Exercise objective:
Pull out every line with the word "this".

[Entries from a dataset]

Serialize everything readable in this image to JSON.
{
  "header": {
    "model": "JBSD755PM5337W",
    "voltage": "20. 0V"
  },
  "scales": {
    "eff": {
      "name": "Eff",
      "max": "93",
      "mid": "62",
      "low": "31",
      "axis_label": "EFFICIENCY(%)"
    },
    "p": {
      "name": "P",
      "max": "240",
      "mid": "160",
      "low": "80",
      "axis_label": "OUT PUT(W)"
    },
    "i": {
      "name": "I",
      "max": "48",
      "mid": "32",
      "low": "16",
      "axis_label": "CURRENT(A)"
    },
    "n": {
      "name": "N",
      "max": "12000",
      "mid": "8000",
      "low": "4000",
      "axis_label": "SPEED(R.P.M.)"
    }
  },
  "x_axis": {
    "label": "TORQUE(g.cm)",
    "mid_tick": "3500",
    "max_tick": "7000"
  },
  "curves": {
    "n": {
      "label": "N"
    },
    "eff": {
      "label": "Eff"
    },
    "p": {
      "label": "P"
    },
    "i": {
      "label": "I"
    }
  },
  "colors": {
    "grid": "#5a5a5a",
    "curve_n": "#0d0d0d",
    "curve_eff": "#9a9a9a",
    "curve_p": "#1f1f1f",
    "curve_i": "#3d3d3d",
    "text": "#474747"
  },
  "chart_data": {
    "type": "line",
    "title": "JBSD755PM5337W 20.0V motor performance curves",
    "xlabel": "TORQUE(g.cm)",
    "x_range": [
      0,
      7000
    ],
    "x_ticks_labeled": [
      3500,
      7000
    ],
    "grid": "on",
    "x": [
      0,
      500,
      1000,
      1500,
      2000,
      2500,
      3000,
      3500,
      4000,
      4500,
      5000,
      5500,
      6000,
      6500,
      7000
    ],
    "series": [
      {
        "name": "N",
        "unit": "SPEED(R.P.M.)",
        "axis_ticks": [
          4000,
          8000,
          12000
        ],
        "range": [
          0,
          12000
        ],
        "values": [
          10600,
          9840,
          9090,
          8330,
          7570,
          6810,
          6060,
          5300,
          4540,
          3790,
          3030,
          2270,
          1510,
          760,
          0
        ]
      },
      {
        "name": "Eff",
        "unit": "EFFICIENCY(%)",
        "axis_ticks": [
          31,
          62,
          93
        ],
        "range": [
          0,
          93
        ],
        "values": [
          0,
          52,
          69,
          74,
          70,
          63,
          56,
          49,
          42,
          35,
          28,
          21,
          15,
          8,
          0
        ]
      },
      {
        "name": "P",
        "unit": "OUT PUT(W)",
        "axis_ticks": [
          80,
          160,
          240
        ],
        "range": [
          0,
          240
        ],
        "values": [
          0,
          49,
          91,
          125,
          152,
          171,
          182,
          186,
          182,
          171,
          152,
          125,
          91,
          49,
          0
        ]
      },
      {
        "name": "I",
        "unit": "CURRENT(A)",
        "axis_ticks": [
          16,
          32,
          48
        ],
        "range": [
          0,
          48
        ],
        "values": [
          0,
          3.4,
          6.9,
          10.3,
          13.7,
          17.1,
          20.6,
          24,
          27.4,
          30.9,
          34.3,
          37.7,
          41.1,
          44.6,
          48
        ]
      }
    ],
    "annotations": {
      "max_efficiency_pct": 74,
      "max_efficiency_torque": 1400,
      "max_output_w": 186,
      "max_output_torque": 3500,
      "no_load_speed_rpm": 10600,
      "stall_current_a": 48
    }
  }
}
--
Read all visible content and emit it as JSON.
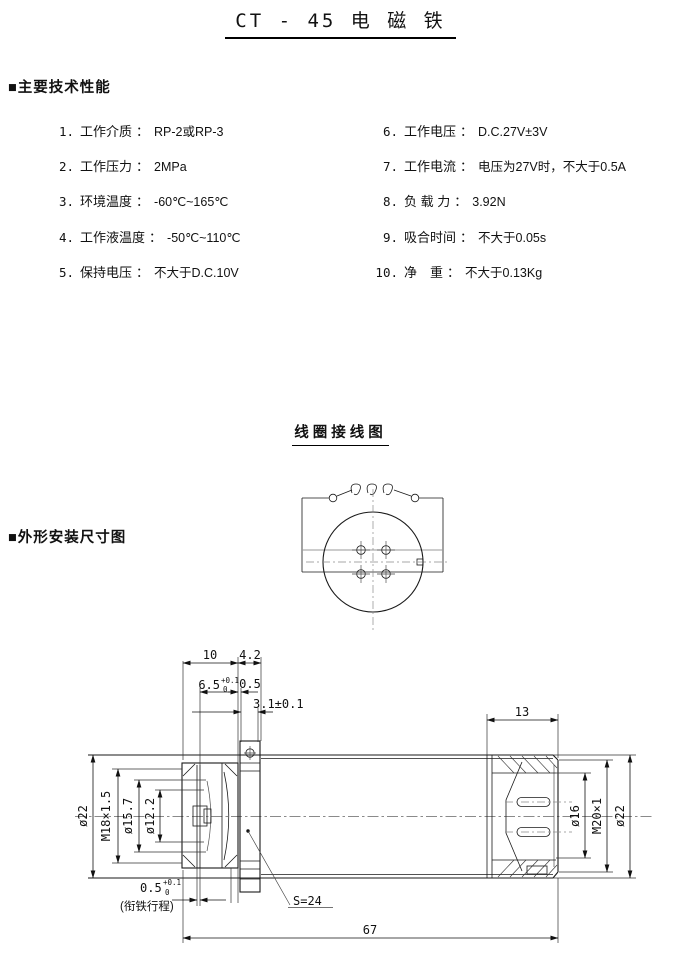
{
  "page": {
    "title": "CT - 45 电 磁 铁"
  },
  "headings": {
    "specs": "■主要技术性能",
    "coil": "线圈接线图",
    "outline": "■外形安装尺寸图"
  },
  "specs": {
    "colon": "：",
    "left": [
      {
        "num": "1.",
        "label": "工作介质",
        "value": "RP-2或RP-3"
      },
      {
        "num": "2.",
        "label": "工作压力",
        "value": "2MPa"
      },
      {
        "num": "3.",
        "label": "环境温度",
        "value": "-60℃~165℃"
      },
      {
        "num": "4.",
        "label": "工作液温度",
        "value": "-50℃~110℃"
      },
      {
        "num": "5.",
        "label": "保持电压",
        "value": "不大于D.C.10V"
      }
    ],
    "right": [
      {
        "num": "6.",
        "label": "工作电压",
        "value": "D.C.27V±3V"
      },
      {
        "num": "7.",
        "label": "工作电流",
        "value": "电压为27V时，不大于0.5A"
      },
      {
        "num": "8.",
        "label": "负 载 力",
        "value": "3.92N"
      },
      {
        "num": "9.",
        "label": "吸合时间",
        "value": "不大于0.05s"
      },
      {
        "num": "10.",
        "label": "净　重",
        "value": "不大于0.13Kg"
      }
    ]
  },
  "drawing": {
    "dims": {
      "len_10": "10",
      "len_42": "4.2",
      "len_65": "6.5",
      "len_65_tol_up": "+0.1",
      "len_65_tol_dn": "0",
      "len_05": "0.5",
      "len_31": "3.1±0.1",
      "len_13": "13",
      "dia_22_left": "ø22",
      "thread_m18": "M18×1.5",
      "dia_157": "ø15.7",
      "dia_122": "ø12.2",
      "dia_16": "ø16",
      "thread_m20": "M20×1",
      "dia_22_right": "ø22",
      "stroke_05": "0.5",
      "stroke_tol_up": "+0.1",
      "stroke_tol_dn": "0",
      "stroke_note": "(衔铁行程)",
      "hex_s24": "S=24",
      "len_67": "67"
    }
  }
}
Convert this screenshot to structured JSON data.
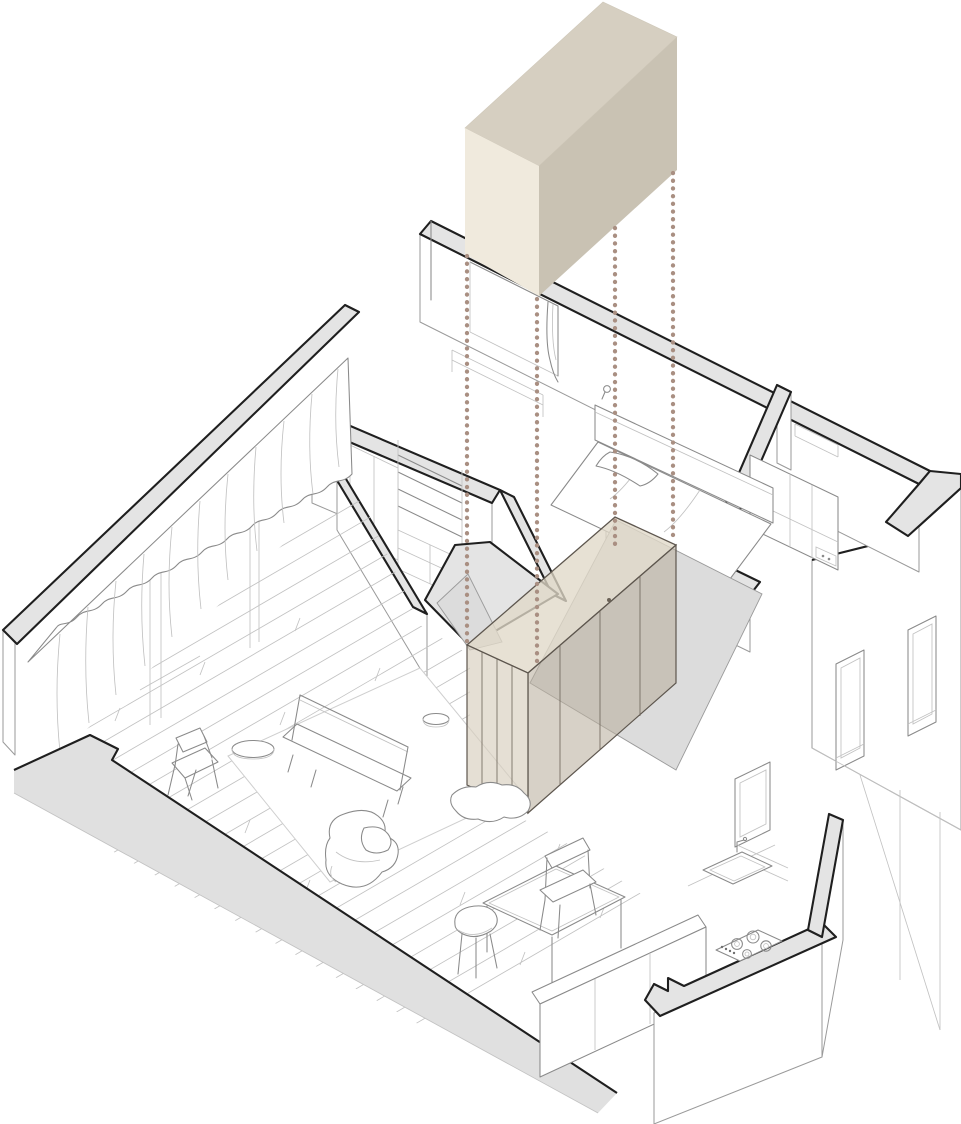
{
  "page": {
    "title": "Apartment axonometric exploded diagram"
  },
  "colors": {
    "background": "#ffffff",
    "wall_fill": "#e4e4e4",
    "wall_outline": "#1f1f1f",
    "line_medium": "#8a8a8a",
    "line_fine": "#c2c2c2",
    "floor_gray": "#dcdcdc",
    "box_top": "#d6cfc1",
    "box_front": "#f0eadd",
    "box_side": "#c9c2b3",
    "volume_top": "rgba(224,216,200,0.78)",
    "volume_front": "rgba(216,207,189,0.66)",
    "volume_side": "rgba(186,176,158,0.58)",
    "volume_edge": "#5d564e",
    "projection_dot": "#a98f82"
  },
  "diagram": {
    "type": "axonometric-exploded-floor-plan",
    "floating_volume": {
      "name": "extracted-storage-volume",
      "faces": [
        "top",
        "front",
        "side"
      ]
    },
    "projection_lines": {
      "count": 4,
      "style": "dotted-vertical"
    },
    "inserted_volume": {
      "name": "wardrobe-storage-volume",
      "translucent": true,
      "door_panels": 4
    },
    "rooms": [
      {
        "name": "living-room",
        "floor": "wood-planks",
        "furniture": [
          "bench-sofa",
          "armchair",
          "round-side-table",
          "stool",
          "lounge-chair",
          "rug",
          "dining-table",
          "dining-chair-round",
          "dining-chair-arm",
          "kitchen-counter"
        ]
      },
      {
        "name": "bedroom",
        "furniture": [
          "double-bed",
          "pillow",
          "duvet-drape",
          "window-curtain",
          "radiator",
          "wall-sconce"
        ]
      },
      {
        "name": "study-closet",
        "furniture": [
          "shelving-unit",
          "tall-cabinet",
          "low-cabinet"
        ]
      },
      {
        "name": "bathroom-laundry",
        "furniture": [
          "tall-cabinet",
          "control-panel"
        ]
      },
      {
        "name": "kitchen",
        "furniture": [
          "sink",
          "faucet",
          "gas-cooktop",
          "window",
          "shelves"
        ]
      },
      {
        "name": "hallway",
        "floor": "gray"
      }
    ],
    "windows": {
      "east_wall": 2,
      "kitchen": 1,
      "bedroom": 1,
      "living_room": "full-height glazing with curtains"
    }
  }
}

Task solution:
Serialize everything readable in this image to JSON.
Convert this screenshot to structured JSON data.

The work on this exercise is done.